* Task details
Read the records below. Copy each line where the string "Tunisian" occurs.

[Data records]
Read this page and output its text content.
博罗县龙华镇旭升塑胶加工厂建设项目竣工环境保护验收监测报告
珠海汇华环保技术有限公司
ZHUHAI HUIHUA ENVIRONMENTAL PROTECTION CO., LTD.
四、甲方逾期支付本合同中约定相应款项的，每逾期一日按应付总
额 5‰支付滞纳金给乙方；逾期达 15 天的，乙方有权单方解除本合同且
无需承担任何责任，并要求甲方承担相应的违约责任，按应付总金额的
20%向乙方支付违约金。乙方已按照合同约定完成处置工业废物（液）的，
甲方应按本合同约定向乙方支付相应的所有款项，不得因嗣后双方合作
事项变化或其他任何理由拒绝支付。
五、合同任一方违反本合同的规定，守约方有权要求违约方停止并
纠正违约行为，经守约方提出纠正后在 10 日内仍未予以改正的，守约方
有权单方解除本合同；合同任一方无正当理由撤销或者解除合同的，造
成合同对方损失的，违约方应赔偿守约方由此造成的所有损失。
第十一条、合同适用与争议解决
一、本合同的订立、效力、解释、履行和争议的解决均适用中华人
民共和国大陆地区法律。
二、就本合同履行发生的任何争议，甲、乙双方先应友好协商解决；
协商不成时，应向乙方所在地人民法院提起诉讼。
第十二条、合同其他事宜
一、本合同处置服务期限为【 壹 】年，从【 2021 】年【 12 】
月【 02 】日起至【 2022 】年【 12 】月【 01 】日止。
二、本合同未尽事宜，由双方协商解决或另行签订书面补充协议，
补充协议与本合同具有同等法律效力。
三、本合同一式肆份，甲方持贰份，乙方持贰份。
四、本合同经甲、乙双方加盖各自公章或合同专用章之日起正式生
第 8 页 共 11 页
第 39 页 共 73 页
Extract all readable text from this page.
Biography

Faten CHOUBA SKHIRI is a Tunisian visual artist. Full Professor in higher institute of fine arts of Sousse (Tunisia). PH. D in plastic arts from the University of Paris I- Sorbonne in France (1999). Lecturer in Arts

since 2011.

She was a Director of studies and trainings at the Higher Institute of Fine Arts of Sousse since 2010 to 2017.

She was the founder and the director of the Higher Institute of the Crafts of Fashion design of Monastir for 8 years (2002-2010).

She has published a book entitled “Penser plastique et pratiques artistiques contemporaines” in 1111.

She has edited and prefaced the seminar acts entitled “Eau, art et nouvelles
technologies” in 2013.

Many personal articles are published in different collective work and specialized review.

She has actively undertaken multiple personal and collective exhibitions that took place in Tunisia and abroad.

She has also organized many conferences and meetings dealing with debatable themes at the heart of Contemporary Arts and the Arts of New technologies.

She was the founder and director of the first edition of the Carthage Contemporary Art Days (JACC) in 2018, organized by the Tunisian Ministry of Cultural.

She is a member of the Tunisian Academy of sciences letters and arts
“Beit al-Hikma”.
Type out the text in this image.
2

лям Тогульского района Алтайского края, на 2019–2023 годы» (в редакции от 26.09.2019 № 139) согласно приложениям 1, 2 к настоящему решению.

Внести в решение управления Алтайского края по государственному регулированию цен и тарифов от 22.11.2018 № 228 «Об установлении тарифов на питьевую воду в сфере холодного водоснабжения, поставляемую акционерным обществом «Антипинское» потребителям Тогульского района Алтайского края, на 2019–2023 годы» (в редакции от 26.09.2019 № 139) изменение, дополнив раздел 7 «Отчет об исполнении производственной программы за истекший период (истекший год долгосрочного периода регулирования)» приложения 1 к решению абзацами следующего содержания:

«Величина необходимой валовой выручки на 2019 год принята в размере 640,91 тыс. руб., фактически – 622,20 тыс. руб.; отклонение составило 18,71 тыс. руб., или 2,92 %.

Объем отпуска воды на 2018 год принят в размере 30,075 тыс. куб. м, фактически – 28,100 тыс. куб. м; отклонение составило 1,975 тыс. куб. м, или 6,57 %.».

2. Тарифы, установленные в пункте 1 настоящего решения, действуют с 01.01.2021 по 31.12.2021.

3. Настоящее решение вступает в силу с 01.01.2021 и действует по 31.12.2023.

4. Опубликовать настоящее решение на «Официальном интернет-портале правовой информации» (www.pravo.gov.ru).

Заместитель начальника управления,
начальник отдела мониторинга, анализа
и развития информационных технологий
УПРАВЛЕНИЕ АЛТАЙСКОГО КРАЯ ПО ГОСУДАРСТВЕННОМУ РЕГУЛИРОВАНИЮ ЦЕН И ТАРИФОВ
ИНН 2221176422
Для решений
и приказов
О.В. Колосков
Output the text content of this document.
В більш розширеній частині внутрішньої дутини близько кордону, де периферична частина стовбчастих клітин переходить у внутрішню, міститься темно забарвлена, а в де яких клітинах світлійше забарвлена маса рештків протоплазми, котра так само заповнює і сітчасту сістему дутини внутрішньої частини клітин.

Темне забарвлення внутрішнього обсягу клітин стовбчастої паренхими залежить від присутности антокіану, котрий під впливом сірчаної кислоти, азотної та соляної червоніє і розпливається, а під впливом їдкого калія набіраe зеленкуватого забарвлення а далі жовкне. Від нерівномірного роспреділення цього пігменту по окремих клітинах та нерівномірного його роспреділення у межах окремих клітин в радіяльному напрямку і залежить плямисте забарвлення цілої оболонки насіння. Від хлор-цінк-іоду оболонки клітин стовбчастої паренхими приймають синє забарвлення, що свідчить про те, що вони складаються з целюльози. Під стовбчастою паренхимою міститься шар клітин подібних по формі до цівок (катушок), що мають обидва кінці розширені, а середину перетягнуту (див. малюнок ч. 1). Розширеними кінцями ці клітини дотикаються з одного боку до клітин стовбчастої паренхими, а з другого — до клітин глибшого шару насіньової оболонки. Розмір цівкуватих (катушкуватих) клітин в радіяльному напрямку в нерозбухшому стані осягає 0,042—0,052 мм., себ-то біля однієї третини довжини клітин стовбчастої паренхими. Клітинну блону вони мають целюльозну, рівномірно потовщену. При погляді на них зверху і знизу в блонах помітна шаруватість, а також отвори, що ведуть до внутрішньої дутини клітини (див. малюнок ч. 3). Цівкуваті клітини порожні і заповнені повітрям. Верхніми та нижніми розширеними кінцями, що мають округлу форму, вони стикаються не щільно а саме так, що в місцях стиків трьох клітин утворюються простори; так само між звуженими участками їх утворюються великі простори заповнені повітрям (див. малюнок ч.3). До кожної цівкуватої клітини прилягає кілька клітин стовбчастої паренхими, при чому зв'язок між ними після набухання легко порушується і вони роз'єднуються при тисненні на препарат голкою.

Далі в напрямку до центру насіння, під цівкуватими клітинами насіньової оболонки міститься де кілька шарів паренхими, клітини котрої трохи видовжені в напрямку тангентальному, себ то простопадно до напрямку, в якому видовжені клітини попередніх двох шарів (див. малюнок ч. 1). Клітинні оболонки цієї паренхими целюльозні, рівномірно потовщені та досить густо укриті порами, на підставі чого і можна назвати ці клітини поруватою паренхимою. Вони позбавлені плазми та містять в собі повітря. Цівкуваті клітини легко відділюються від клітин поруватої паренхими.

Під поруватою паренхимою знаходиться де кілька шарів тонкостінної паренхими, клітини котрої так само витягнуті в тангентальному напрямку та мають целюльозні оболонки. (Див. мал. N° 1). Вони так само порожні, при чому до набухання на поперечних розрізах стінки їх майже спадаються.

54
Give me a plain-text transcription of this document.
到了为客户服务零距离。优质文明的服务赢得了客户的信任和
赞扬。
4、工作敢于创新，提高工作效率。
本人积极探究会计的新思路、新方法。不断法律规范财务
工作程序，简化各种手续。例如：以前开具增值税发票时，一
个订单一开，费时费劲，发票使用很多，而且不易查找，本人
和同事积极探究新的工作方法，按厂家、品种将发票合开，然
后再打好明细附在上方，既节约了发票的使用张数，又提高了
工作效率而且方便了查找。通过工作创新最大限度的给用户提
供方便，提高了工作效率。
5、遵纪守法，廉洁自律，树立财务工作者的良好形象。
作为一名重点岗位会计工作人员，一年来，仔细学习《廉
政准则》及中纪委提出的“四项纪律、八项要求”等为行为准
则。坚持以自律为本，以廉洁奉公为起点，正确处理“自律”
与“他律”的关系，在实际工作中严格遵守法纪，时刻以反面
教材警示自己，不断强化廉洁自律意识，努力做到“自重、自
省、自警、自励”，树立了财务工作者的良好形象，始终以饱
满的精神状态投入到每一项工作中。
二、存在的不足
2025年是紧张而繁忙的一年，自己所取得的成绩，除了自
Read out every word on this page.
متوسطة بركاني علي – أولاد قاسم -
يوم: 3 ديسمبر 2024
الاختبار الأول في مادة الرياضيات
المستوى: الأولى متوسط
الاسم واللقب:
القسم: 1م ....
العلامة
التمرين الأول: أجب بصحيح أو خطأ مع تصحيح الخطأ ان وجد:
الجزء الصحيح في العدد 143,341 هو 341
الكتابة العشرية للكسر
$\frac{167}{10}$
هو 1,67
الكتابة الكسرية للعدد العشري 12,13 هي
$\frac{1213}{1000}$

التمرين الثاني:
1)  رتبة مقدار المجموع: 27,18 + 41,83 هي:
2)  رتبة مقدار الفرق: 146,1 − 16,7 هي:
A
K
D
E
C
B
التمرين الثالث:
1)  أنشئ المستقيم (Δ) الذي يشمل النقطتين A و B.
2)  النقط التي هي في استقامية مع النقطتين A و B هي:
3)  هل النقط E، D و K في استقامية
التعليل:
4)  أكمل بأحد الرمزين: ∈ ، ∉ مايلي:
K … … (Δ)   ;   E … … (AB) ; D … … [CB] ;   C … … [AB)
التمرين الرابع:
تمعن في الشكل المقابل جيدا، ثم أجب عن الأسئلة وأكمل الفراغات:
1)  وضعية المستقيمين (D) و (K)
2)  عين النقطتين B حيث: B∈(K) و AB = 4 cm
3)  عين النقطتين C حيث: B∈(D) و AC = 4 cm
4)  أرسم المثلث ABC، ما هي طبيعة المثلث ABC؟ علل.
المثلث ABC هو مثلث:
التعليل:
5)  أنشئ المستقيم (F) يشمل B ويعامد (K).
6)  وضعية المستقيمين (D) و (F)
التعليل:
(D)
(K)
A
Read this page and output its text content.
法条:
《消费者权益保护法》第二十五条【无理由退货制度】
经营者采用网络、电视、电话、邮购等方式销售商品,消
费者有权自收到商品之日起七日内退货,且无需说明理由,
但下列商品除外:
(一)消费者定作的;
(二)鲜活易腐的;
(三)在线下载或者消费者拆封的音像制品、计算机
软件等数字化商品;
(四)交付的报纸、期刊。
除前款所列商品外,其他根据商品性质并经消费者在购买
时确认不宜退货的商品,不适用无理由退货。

* Response to the exercise
Faten CHOUBA SKHIRI is a Tunisian visual artist. Full Professor in higher institute of fine arts of Sousse (Tunisia). PH. D in plastic arts from the University of Paris I- Sorbonne in France (1999). Lecturer in Arts
She was the founder and director of the first edition of the Carthage Contemporary Art Days (JACC) in 2018, organized by the Tunisian Ministry of Cultural.
She is a member of the Tunisian Academy of sciences letters and arts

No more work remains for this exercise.